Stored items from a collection
begin
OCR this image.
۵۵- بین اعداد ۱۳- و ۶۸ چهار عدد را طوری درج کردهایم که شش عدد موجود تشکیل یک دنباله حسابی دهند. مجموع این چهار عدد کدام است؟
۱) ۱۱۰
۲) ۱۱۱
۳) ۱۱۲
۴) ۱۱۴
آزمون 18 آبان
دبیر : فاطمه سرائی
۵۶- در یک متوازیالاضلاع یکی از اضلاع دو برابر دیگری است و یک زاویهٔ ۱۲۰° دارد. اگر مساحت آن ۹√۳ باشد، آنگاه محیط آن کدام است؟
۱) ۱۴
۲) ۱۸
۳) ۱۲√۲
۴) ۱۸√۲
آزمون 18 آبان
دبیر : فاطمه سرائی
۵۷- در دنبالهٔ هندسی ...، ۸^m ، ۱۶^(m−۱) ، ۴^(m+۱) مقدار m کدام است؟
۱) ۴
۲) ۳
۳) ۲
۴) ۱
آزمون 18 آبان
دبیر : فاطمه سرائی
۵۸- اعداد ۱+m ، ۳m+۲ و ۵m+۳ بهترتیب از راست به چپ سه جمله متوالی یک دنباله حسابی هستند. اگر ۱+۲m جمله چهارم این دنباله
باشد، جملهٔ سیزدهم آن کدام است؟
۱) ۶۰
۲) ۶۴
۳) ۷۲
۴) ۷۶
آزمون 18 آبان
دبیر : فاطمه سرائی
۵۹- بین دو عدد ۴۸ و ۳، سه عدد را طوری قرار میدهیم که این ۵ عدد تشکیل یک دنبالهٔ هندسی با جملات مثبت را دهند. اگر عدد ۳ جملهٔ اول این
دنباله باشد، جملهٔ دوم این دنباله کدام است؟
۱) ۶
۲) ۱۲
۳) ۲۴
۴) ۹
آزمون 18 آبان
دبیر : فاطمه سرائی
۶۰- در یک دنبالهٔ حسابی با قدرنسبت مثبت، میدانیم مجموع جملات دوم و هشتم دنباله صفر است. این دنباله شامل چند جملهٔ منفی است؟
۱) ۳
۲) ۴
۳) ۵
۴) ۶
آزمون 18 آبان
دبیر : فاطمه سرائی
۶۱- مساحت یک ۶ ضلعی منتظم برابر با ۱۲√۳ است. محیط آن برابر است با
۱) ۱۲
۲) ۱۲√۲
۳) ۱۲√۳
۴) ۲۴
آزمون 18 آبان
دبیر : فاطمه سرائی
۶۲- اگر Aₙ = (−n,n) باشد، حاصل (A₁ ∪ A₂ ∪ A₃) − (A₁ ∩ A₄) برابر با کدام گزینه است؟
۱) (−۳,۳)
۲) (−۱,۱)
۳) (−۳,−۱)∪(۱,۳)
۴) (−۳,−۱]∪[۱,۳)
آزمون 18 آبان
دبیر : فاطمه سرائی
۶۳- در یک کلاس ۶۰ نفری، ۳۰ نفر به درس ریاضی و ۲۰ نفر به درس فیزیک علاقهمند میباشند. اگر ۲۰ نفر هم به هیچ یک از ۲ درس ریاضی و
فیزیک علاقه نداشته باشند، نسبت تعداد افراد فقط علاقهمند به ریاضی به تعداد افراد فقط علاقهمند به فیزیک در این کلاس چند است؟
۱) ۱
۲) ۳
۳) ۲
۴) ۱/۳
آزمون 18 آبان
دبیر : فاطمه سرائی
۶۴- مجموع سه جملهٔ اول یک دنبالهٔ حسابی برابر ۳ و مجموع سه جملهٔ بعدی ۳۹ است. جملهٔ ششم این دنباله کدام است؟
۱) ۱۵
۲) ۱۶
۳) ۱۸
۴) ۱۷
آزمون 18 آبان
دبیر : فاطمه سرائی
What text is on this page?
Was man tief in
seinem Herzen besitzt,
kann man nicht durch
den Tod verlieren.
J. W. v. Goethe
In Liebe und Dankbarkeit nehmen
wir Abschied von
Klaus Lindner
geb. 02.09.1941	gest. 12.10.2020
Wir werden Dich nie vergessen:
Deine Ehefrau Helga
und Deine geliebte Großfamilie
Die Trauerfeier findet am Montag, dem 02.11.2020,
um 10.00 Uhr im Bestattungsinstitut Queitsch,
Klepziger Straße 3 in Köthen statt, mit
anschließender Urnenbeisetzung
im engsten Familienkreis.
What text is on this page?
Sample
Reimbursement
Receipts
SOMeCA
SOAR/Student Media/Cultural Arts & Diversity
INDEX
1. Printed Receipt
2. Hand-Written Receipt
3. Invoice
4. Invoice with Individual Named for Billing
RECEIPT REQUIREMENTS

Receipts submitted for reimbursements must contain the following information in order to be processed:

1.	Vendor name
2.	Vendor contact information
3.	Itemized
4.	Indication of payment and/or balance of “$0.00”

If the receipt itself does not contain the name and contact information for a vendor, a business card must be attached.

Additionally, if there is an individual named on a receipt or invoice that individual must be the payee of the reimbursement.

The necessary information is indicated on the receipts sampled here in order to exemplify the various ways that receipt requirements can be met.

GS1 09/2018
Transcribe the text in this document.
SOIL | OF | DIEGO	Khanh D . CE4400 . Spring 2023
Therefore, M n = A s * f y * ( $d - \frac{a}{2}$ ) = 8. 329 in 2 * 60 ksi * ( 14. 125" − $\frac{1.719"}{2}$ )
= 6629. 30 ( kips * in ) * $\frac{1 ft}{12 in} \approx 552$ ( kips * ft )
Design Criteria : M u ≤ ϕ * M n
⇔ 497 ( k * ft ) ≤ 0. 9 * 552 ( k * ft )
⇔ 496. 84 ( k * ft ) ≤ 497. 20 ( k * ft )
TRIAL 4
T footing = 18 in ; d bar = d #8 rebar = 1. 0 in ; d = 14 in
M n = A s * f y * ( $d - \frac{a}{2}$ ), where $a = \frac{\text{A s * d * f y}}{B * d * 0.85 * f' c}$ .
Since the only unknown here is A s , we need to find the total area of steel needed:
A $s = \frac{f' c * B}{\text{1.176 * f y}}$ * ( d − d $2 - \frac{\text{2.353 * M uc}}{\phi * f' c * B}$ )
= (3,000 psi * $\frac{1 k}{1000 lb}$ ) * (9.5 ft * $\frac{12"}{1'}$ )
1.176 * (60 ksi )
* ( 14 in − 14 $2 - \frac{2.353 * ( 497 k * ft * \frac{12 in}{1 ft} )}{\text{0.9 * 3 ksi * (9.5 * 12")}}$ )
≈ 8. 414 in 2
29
end
Stated problem:
All records above must be set down exactly, please.

The reply:
OCR this image.
۵۵- بین اعداد ۱۳- و ۶۸ چهار عدد را طوری درج کردهایم که شش عدد موجود تشکیل یک دنباله حسابی دهند. مجموع این چهار عدد کدام است؟
۱) ۱۱۰
۲) ۱۱۱
۳) ۱۱۲
۴) ۱۱۴
آزمون 18 آبان
دبیر : فاطمه سرائی
۵۶- در یک متوازیالاضلاع یکی از اضلاع دو برابر دیگری است و یک زاویهٔ ۱۲۰° دارد. اگر مساحت آن ۹√۳ باشد، آنگاه محیط آن کدام است؟
۱) ۱۴
۲) ۱۸
۳) ۱۲√۲
۴) ۱۸√۲
آزمون 18 آبان
دبیر : فاطمه سرائی
۵۷- در دنبالهٔ هندسی ...، ۸^m ، ۱۶^(m−۱) ، ۴^(m+۱) مقدار m کدام است؟
۱) ۴
۲) ۳
۳) ۲
۴) ۱
آزمون 18 آبان
دبیر : فاطمه سرائی
۵۸- اعداد ۱+m ، ۳m+۲ و ۵m+۳ بهترتیب از راست به چپ سه جمله متوالی یک دنباله حسابی هستند. اگر ۱+۲m جمله چهارم این دنباله
باشد، جملهٔ سیزدهم آن کدام است؟
۱) ۶۰
۲) ۶۴
۳) ۷۲
۴) ۷۶
آزمون 18 آبان
دبیر : فاطمه سرائی
۵۹- بین دو عدد ۴۸ و ۳، سه عدد را طوری قرار میدهیم که این ۵ عدد تشکیل یک دنبالهٔ هندسی با جملات مثبت را دهند. اگر عدد ۳ جملهٔ اول این
دنباله باشد، جملهٔ دوم این دنباله کدام است؟
۱) ۶
۲) ۱۲
۳) ۲۴
۴) ۹
آزمون 18 آبان
دبیر : فاطمه سرائی
۶۰- در یک دنبالهٔ حسابی با قدرنسبت مثبت، میدانیم مجموع جملات دوم و هشتم دنباله صفر است. این دنباله شامل چند جملهٔ منفی است؟
۱) ۳
۲) ۴
۳) ۵
۴) ۶
آزمون 18 آبان
دبیر : فاطمه سرائی
۶۱- مساحت یک ۶ ضلعی منتظم برابر با ۱۲√۳ است. محیط آن برابر است با
۱) ۱۲
۲) ۱۲√۲
۳) ۱۲√۳
۴) ۲۴
آزمون 18 آبان
دبیر : فاطمه سرائی
۶۲- اگر Aₙ = (−n,n) باشد، حاصل (A₁ ∪ A₂ ∪ A₃) − (A₁ ∩ A₄) برابر با کدام گزینه است؟
۱) (−۳,۳)
۲) (−۱,۱)
۳) (−۳,−۱)∪(۱,۳)
۴) (−۳,−۱]∪[۱,۳)
آزمون 18 آبان
دبیر : فاطمه سرائی
۶۳- در یک کلاس ۶۰ نفری، ۳۰ نفر به درس ریاضی و ۲۰ نفر به درس فیزیک علاقهمند میباشند. اگر ۲۰ نفر هم به هیچ یک از ۲ درس ریاضی و
فیزیک علاقه نداشته باشند، نسبت تعداد افراد فقط علاقهمند به ریاضی به تعداد افراد فقط علاقهمند به فیزیک در این کلاس چند است؟
۱) ۱
۲) ۳
۳) ۲
۴) ۱/۳
آزمون 18 آبان
دبیر : فاطمه سرائی
۶۴- مجموع سه جملهٔ اول یک دنبالهٔ حسابی برابر ۳ و مجموع سه جملهٔ بعدی ۳۹ است. جملهٔ ششم این دنباله کدام است؟
۱) ۱۵
۲) ۱۶
۳) ۱۸
۴) ۱۷
آزمون 18 آبان
دبیر : فاطمه سرائی
What text is on this page?
Was man tief in
seinem Herzen besitzt,
kann man nicht durch
den Tod verlieren.
J. W. v. Goethe
In Liebe und Dankbarkeit nehmen
wir Abschied von
Klaus Lindner
geb. 02.09.1941	gest. 12.10.2020
Wir werden Dich nie vergessen:
Deine Ehefrau Helga
und Deine geliebte Großfamilie
Die Trauerfeier findet am Montag, dem 02.11.2020,
um 10.00 Uhr im Bestattungsinstitut Queitsch,
Klepziger Straße 3 in Köthen statt, mit
anschließender Urnenbeisetzung
im engsten Familienkreis.
What text is on this page?
Sample
Reimbursement
Receipts
SOMeCA
SOAR/Student Media/Cultural Arts & Diversity
INDEX
1. Printed Receipt
2. Hand-Written Receipt
3. Invoice
4. Invoice with Individual Named for Billing
RECEIPT REQUIREMENTS

Receipts submitted for reimbursements must contain the following information in order to be processed:

1.	Vendor name
2.	Vendor contact information
3.	Itemized
4.	Indication of payment and/or balance of “$0.00”

If the receipt itself does not contain the name and contact information for a vendor, a business card must be attached.

Additionally, if there is an individual named on a receipt or invoice that individual must be the payee of the reimbursement.

The necessary information is indicated on the receipts sampled here in order to exemplify the various ways that receipt requirements can be met.

GS1 09/2018
Transcribe the text in this document.
SOIL | OF | DIEGO	Khanh D . CE4400 . Spring 2023
Therefore, M n = A s * f y * ( $d - \frac{a}{2}$ ) = 8. 329 in 2 * 60 ksi * ( 14. 125" − $\frac{1.719"}{2}$ )
= 6629. 30 ( kips * in ) * $\frac{1 ft}{12 in} \approx 552$ ( kips * ft )
Design Criteria : M u ≤ ϕ * M n
⇔ 497 ( k * ft ) ≤ 0. 9 * 552 ( k * ft )
⇔ 496. 84 ( k * ft ) ≤ 497. 20 ( k * ft )
TRIAL 4
T footing = 18 in ; d bar = d #8 rebar = 1. 0 in ; d = 14 in
M n = A s * f y * ( $d - \frac{a}{2}$ ), where $a = \frac{\text{A s * d * f y}}{B * d * 0.85 * f' c}$ .
Since the only unknown here is A s , we need to find the total area of steel needed:
A $s = \frac{f' c * B}{\text{1.176 * f y}}$ * ( d − d $2 - \frac{\text{2.353 * M uc}}{\phi * f' c * B}$ )
= (3,000 psi * $\frac{1 k}{1000 lb}$ ) * (9.5 ft * $\frac{12"}{1'}$ )
1.176 * (60 ksi )
* ( 14 in − 14 $2 - \frac{2.353 * ( 497 k * ft * \frac{12 in}{1 ft} )}{\text{0.9 * 3 ksi * (9.5 * 12")}}$ )
≈ 8. 414 in 2
29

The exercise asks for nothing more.